··· TASK INPUT
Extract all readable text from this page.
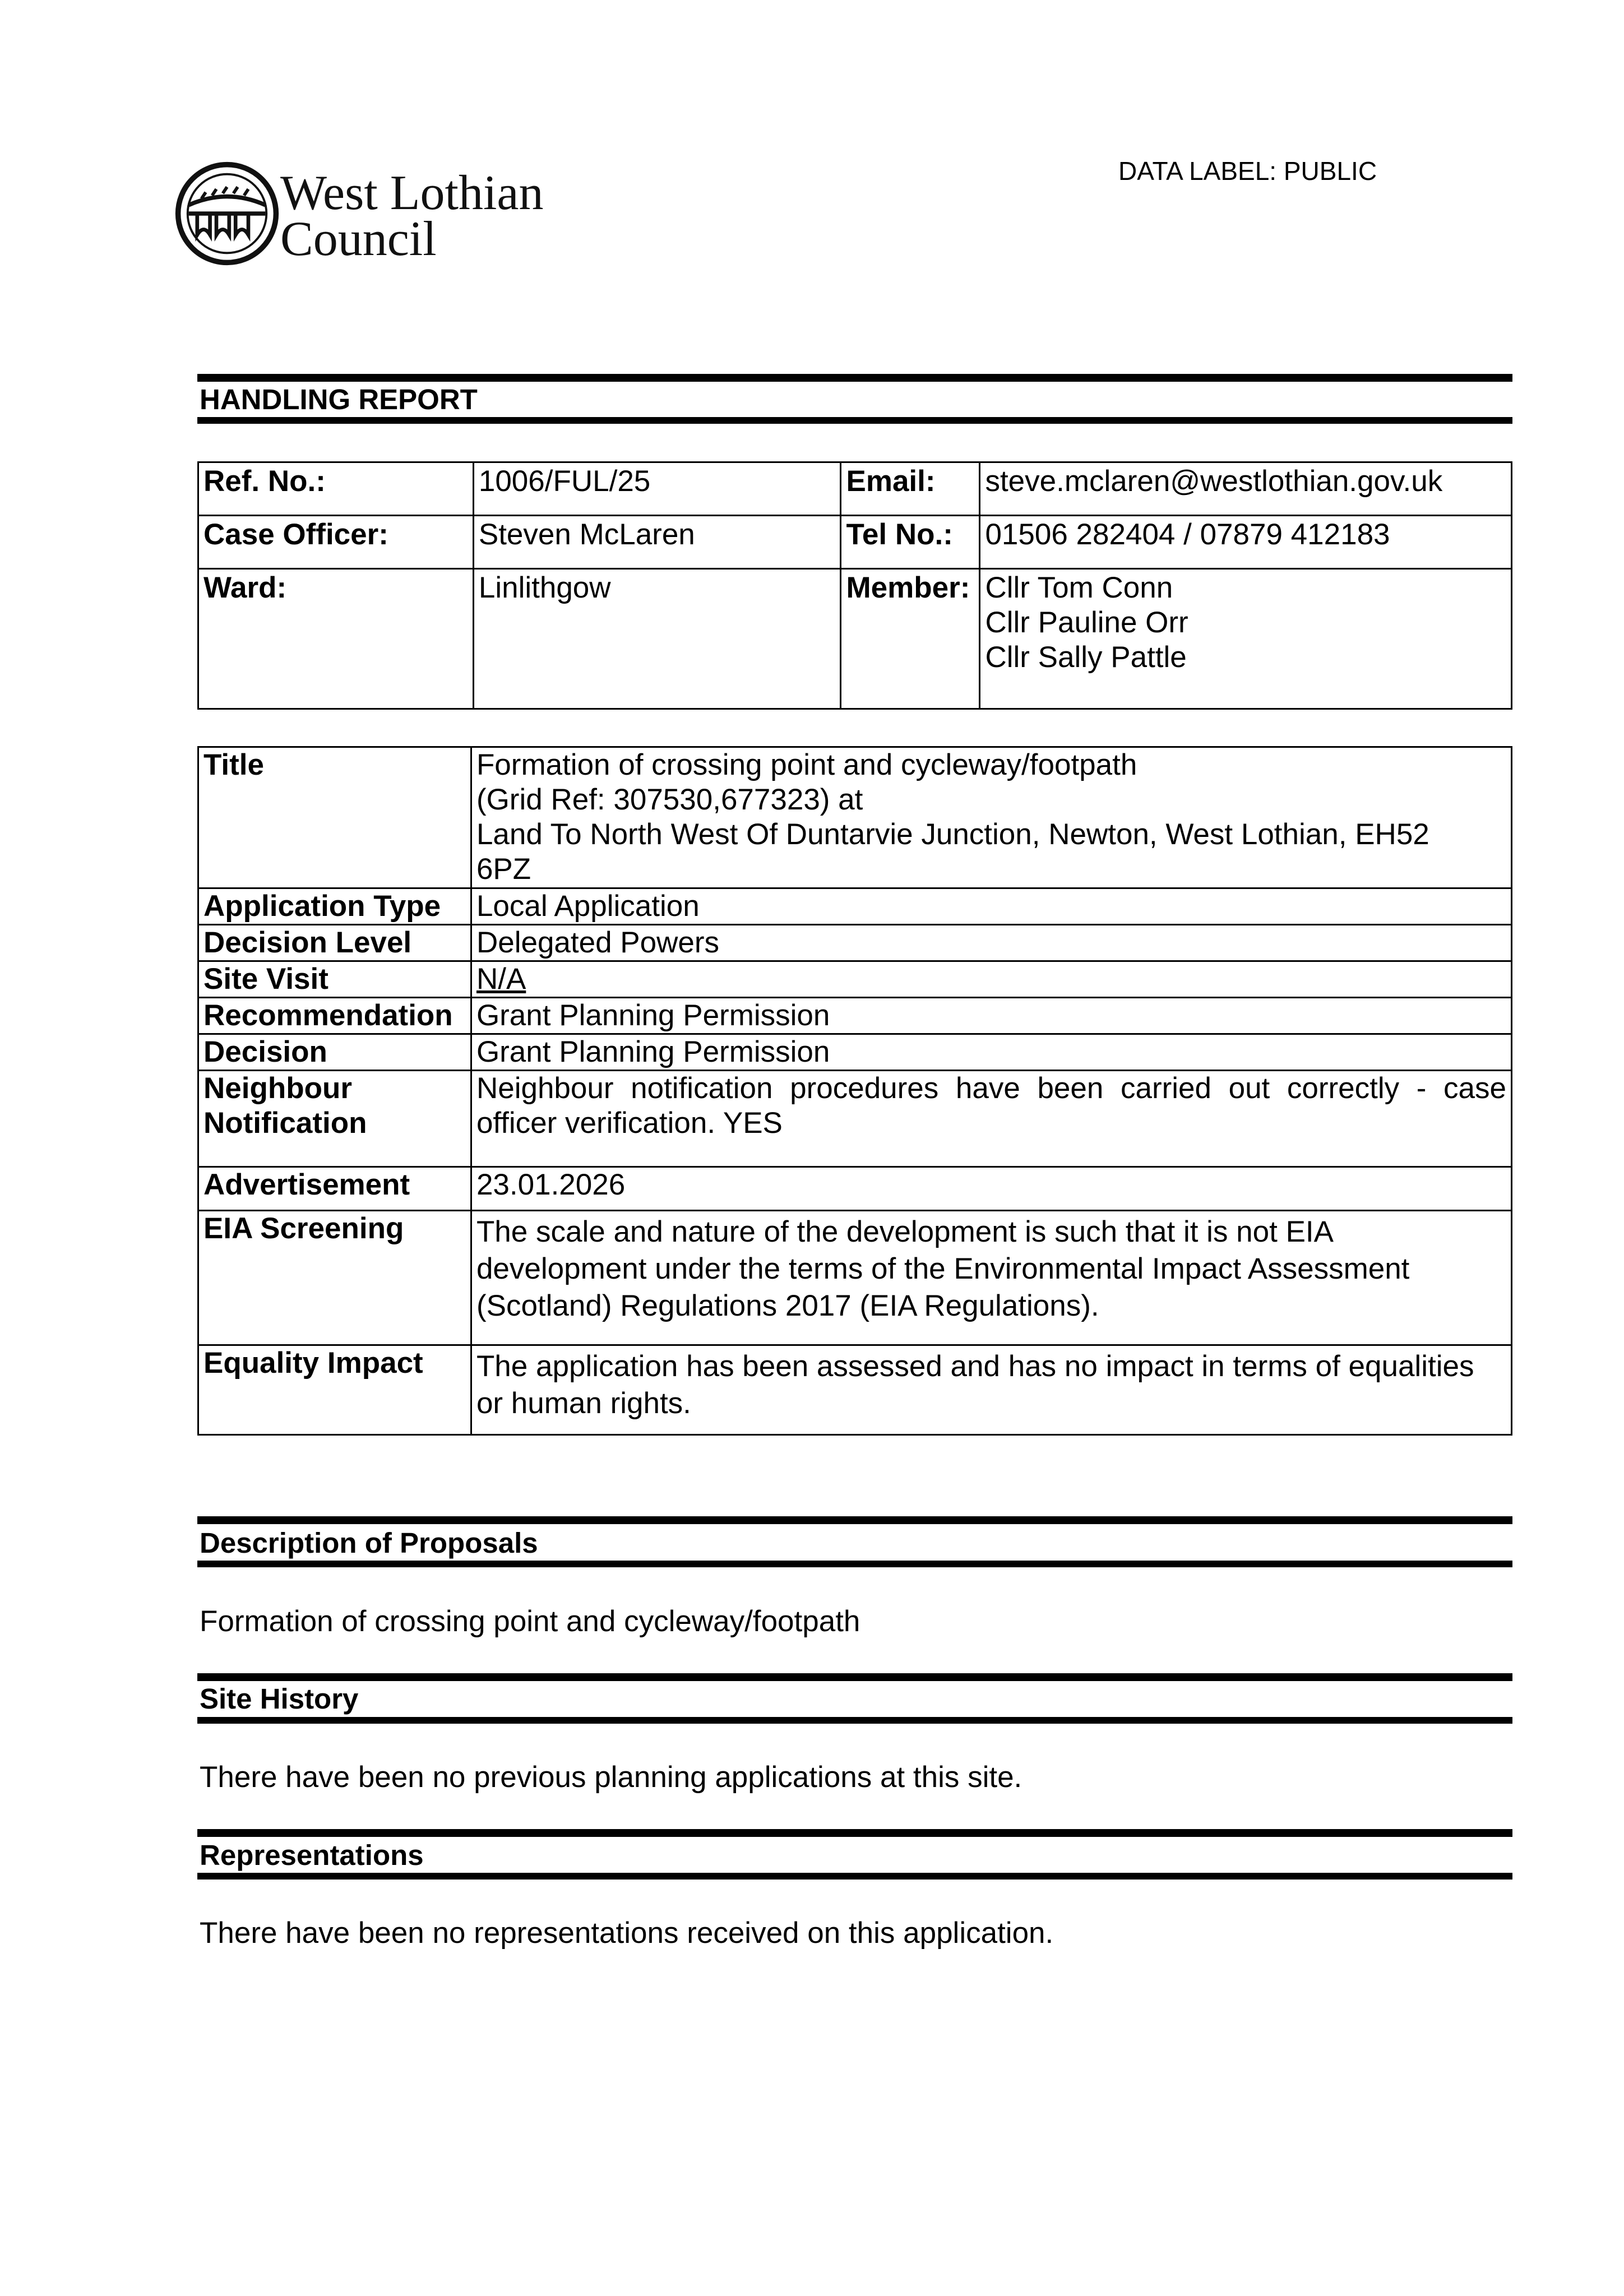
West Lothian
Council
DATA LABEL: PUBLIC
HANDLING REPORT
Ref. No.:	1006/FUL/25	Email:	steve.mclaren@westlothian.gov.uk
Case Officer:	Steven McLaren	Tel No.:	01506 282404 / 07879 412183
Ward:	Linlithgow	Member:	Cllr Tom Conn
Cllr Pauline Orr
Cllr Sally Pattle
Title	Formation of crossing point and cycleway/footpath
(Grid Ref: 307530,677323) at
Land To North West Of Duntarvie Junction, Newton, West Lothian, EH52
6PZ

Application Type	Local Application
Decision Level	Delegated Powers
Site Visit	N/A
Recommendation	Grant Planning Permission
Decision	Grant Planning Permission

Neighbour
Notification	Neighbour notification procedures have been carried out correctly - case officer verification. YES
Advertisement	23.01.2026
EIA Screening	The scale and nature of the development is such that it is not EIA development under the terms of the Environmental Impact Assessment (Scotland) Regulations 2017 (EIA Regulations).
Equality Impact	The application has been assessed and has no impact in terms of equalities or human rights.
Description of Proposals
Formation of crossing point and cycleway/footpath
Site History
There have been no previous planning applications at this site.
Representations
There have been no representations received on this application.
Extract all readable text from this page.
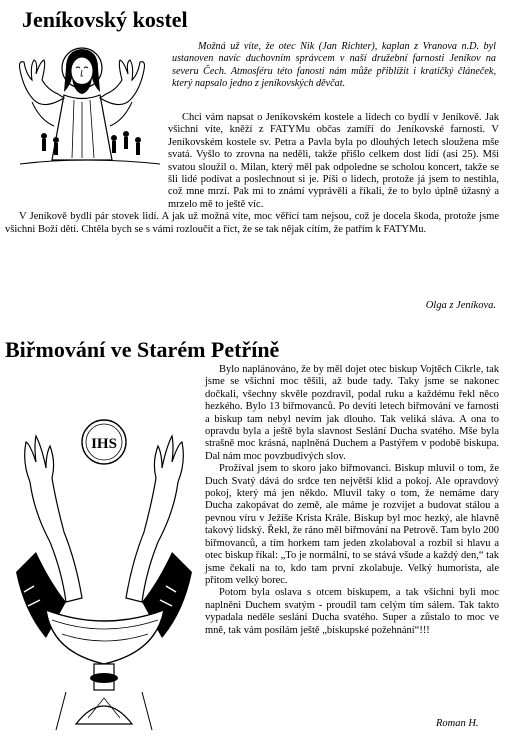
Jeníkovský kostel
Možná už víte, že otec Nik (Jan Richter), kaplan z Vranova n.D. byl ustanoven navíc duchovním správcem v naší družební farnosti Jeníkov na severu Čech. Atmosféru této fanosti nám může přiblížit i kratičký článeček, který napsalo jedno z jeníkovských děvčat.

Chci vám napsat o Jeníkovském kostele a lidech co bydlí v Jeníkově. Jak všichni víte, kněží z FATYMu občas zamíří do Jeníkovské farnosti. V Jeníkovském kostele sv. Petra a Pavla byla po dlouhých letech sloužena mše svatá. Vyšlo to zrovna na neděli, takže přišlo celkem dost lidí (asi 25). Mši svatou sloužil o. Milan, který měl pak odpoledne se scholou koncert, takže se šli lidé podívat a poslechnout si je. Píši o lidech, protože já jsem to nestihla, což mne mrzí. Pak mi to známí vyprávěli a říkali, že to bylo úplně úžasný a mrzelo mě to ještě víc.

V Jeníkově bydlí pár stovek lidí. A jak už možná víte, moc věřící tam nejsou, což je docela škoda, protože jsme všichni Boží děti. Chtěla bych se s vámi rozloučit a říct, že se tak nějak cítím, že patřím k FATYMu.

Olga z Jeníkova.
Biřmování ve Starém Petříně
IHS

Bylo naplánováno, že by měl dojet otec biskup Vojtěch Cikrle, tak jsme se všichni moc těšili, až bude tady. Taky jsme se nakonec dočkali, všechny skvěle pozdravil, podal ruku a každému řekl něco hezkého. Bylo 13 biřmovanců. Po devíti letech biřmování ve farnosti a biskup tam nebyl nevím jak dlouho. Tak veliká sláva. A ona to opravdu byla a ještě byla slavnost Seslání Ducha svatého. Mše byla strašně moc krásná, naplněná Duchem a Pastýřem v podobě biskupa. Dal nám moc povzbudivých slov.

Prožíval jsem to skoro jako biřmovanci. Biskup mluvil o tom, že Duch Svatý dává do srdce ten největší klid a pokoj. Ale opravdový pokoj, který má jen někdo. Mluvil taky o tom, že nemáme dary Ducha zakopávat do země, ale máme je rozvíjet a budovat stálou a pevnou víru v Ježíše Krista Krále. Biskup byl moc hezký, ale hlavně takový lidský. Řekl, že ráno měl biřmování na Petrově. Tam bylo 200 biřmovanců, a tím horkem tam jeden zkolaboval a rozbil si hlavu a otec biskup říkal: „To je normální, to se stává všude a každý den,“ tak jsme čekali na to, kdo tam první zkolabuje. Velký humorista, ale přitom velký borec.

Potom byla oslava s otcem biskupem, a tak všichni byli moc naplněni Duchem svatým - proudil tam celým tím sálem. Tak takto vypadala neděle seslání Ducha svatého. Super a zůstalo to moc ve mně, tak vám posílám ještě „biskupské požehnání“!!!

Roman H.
······
EXERCISE PROMPT
Without the pictures, copy the material exactly as given.

ANSWER FOR THIS EXERCISE
Extract all readable text from this page.
West Lothian
Council
DATA LABEL: PUBLIC
HANDLING REPORT
Ref. No.:	1006/FUL/25	Email:	steve.mclaren@westlothian.gov.uk
Case Officer:	Steven McLaren	Tel No.:	01506 282404 / 07879 412183
Ward:	Linlithgow	Member:	Cllr Tom Conn
Cllr Pauline Orr
Cllr Sally Pattle
Title	Formation of crossing point and cycleway/footpath
(Grid Ref: 307530,677323) at
Land To North West Of Duntarvie Junction, Newton, West Lothian, EH52
6PZ

Application Type	Local Application
Decision Level	Delegated Powers
Site Visit	N/A
Recommendation	Grant Planning Permission
Decision	Grant Planning Permission

Neighbour
Notification	Neighbour notification procedures have been carried out correctly - case officer verification. YES
Advertisement	23.01.2026
EIA Screening	The scale and nature of the development is such that it is not EIA development under the terms of the Environmental Impact Assessment (Scotland) Regulations 2017 (EIA Regulations).
Equality Impact	The application has been assessed and has no impact in terms of equalities or human rights.
Description of Proposals
Formation of crossing point and cycleway/footpath
Site History
There have been no previous planning applications at this site.
Representations
There have been no representations received on this application.
Extract all readable text from this page.
Jeníkovský kostel
Možná už víte, že otec Nik (Jan Richter), kaplan z Vranova n.D. byl ustanoven navíc duchovním správcem v naší družební farnosti Jeníkov na severu Čech. Atmosféru této fanosti nám může přiblížit i kratičký článeček, který napsalo jedno z jeníkovských děvčat.

Chci vám napsat o Jeníkovském kostele a lidech co bydlí v Jeníkově. Jak všichni víte, kněží z FATYMu občas zamíří do Jeníkovské farnosti. V Jeníkovském kostele sv. Petra a Pavla byla po dlouhých letech sloužena mše svatá. Vyšlo to zrovna na neděli, takže přišlo celkem dost lidí (asi 25). Mši svatou sloužil o. Milan, který měl pak odpoledne se scholou koncert, takže se šli lidé podívat a poslechnout si je. Píši o lidech, protože já jsem to nestihla, což mne mrzí. Pak mi to známí vyprávěli a říkali, že to bylo úplně úžasný a mrzelo mě to ještě víc.

V Jeníkově bydlí pár stovek lidí. A jak už možná víte, moc věřící tam nejsou, což je docela škoda, protože jsme všichni Boží děti. Chtěla bych se s vámi rozloučit a říct, že se tak nějak cítím, že patřím k FATYMu.

Olga z Jeníkova.
Biřmování ve Starém Petříně
IHS

Bylo naplánováno, že by měl dojet otec biskup Vojtěch Cikrle, tak jsme se všichni moc těšili, až bude tady. Taky jsme se nakonec dočkali, všechny skvěle pozdravil, podal ruku a každému řekl něco hezkého. Bylo 13 biřmovanců. Po devíti letech biřmování ve farnosti a biskup tam nebyl nevím jak dlouho. Tak veliká sláva. A ona to opravdu byla a ještě byla slavnost Seslání Ducha svatého. Mše byla strašně moc krásná, naplněná Duchem a Pastýřem v podobě biskupa. Dal nám moc povzbudivých slov.

Prožíval jsem to skoro jako biřmovanci. Biskup mluvil o tom, že Duch Svatý dává do srdce ten největší klid a pokoj. Ale opravdový pokoj, který má jen někdo. Mluvil taky o tom, že nemáme dary Ducha zakopávat do země, ale máme je rozvíjet a budovat stálou a pevnou víru v Ježíše Krista Krále. Biskup byl moc hezký, ale hlavně takový lidský. Řekl, že ráno měl biřmování na Petrově. Tam bylo 200 biřmovanců, a tím horkem tam jeden zkolaboval a rozbil si hlavu a otec biskup říkal: „To je normální, to se stává všude a každý den,“ tak jsme čekali na to, kdo tam první zkolabuje. Velký humorista, ale přitom velký borec.

Potom byla oslava s otcem biskupem, a tak všichni byli moc naplněni Duchem svatým - proudil tam celým tím sálem. Tak takto vypadala neděle seslání Ducha svatého. Super a zůstalo to moc ve mně, tak vám posílám ještě „biskupské požehnání“!!!

Roman H.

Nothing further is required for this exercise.